▶ [INSTRUCTIONS FOR THE TASK]
Search the material for the word "ethtool" and copy each line that holds it.

▶ [LISTING]
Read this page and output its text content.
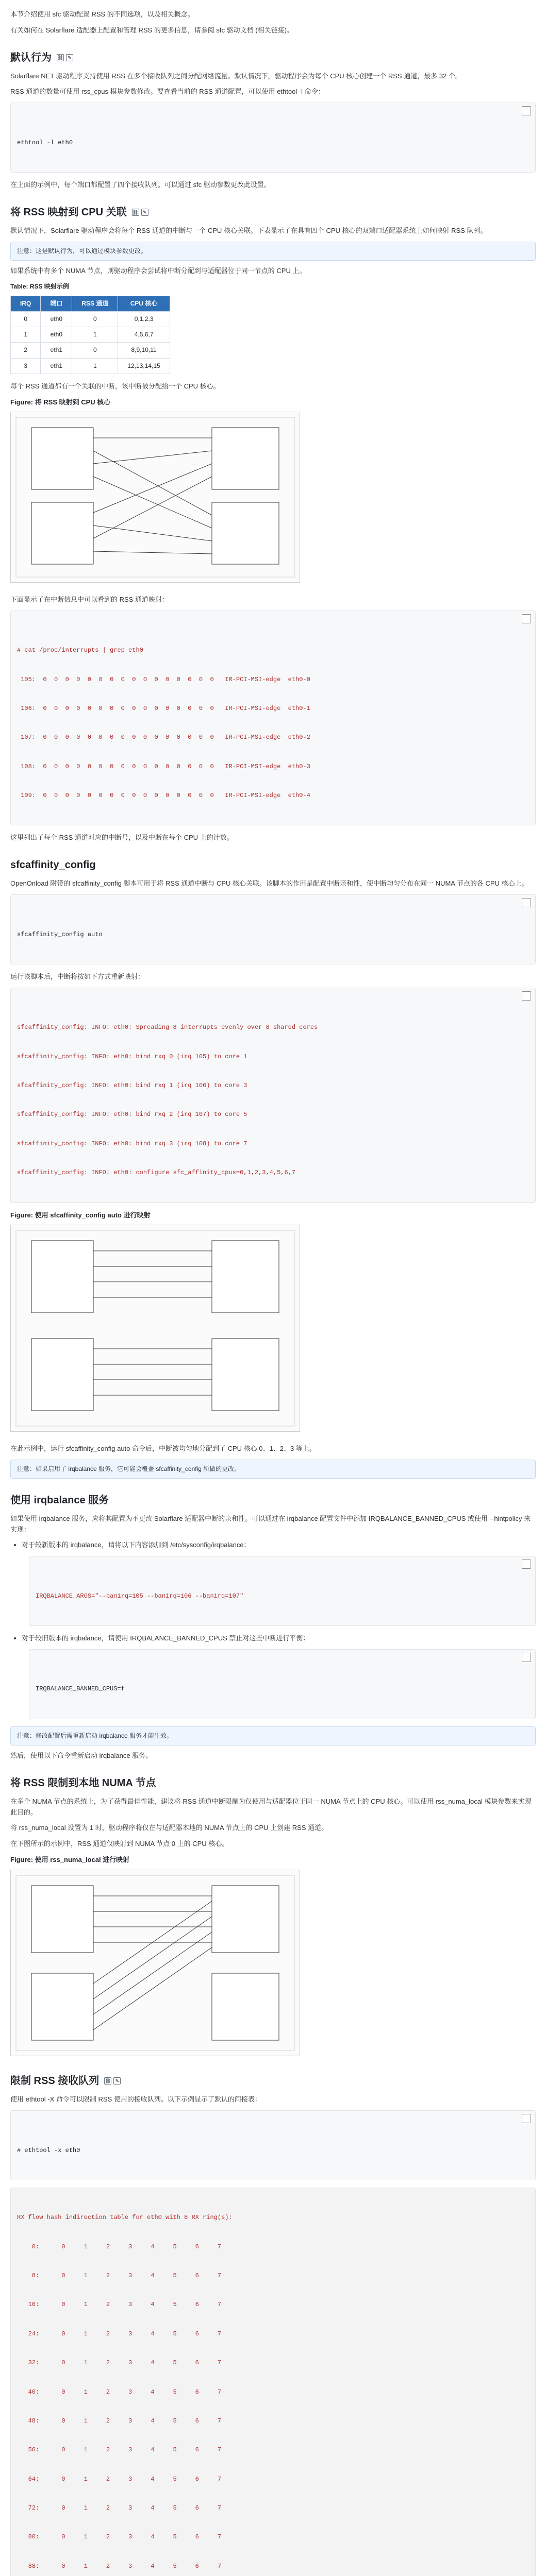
本节介绍使用 sfc 驱动配置 RSS 的不同选项，以及相关概念。

有关如何在 Solarflare 适配器上配置和管理 RSS 的更多信息，请参阅 sfc 驱动文档 (相关链接)。

默认行为 ⛓ ✎

Solarflare NET 驱动程序支持使用 RSS 在多个接收队列之间分配网络流量。默认情况下，驱动程序会为每个 CPU 核心创建一个 RSS 通道，最多 32 个。

RSS 通道的数量可使用 rss_cpus 模块参数修改。要查看当前的 RSS 通道配置，可以使用 ethtool -l 命令：

ethtool -l eth0

在上面的示例中，每个端口都配置了四个接收队列。可以通过 sfc 驱动参数更改此设置。

将 RSS 映射到 CPU 关联 ⛓ ✎

默认情况下，Solarflare 驱动程序会将每个 RSS 通道的中断与一个 CPU 核心关联。下表显示了在具有四个 CPU 核心的双端口适配器系统上如何映射 RSS 队列。

注意：这是默认行为，可以通过模块参数更改。

如果系统中有多个 NUMA 节点，则驱动程序会尝试将中断分配到与适配器位于同一节点的 CPU 上。

Table: RSS 映射示例
IRQ	端口	RSS 通道	CPU 核心
0	eth0	0	0,1,2,3
1	eth0	1	4,5,6,7
2	eth1	0	8,9,10,11
3	eth1	1	12,13,14,15

每个 RSS 通道都有一个关联的中断，该中断被分配给一个 CPU 核心。

Figure: 将 RSS 映射到 CPU 核心

下面显示了在中断信息中可以看到的 RSS 通道映射：

# cat /proc/interrupts | grep eth0

105:  0  0  0  0  0  0  0  0  0  0  0  0  0  0  0  0   IR-PCI-MSI-edge  eth0-0

106:  0  0  0  0  0  0  0  0  0  0  0  0  0  0  0  0   IR-PCI-MSI-edge  eth0-1

107:  0  0  0  0  0  0  0  0  0  0  0  0  0  0  0  0   IR-PCI-MSI-edge  eth0-2

108:  0  0  0  0  0  0  0  0  0  0  0  0  0  0  0  0   IR-PCI-MSI-edge  eth0-3

109:  0  0  0  0  0  0  0  0  0  0  0  0  0  0  0  0   IR-PCI-MSI-edge  eth0-4

这里列出了每个 RSS 通道对应的中断号，以及中断在每个 CPU 上的计数。

sfcaffinity_config

OpenOnload 附带的 sfcaffinity_config 脚本可用于将 RSS 通道中断与 CPU 核心关联。该脚本的作用是配置中断亲和性，使中断均匀分布在同一 NUMA 节点的各 CPU 核心上。

sfcaffinity_config auto

运行该脚本后，中断将按如下方式重新映射：

sfcaffinity_config: INFO: eth0: Spreading 8 interrupts evenly over 8 shared cores

sfcaffinity_config: INFO: eth0: bind rxq 0 (irq 105) to core 1

sfcaffinity_config: INFO: eth0: bind rxq 1 (irq 106) to core 3

sfcaffinity_config: INFO: eth0: bind rxq 2 (irq 107) to core 5

sfcaffinity_config: INFO: eth0: bind rxq 3 (irq 108) to core 7

sfcaffinity_config: INFO: eth0: configure sfc_affinity_cpus=0,1,2,3,4,5,6,7

Figure: 使用 sfcaffinity_config auto 进行映射

在此示例中，运行 sfcaffinity_config auto 命令后，中断被均匀地分配到了 CPU 核心 0、1、2、3 等上。

注意：如果启用了 irqbalance 服务，它可能会覆盖 sfcaffinity_config 所做的更改。
使用 irqbalance 服务

如果使用 irqbalance 服务，应将其配置为不更改 Solarflare 适配器中断的亲和性。可以通过在 irqbalance 配置文件中添加 IRQBALANCE_BANNED_CPUS 或使用 --hintpolicy 来实现：

• 对于较新版本的 irqbalance，请将以下内容添加到 /etc/sysconfig/irqbalance：

IRQBALANCE_ARGS="--banirq=105 --banirq=106 --banirq=107"

• 对于较旧版本的 irqbalance，请使用 IRQBALANCE_BANNED_CPUS 禁止对这些中断进行平衡：

IRQBALANCE_BANNED_CPUS=f

注意：修改配置后需重新启动 irqbalance 服务才能生效。

然后，使用以下命令重新启动 irqbalance 服务。

将 RSS 限制到本地 NUMA 节点

在多个 NUMA 节点的系统上，为了获得最佳性能，建议将 RSS 通道中断限制为仅使用与适配器位于同一 NUMA 节点上的 CPU 核心。可以使用 rss_numa_local 模块参数来实现此目的。

将 rss_numa_local 设置为 1 时，驱动程序将仅在与适配器本地的 NUMA 节点上的 CPU 上创建 RSS 通道。

在下图所示的示例中，RSS 通道仅映射到 NUMA 节点 0 上的 CPU 核心。

Figure: 使用 rss_numa_local 进行映射
限制 RSS 接收队列 ⛓ ✎

使用 ethtool -X 命令可以限制 RSS 使用的接收队列。以下示例显示了默认的间接表：

# ethtool -x eth0

RX flow hash indirection table for eth0 with 8 RX ring(s):

0:      0     1     2     3     4     5     6     7

8:      0     1     2     3     4     5     6     7

16:      0     1     2     3     4     5     6     7

24:      0     1     2     3     4     5     6     7

32:      0     1     2     3     4     5     6     7

40:      0     1     2     3     4     5     6     7

48:      0     1     2     3     4     5     6     7

56:      0     1     2     3     4     5     6     7

64:      0     1     2     3     4     5     6     7

72:      0     1     2     3     4     5     6     7

80:      0     1     2     3     4     5     6     7

88:      0     1     2     3     4     5     6     7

▶ [FINAL RESULT]
RSS 通道的数量可使用 rss_cpus 模块参数修改。要查看当前的 RSS 通道配置，可以使用 ethtool -l 命令：
ethtool -l eth0
使用 ethtool -X 命令可以限制 RSS 使用的接收队列。以下示例显示了默认的间接表：
# ethtool -x eth0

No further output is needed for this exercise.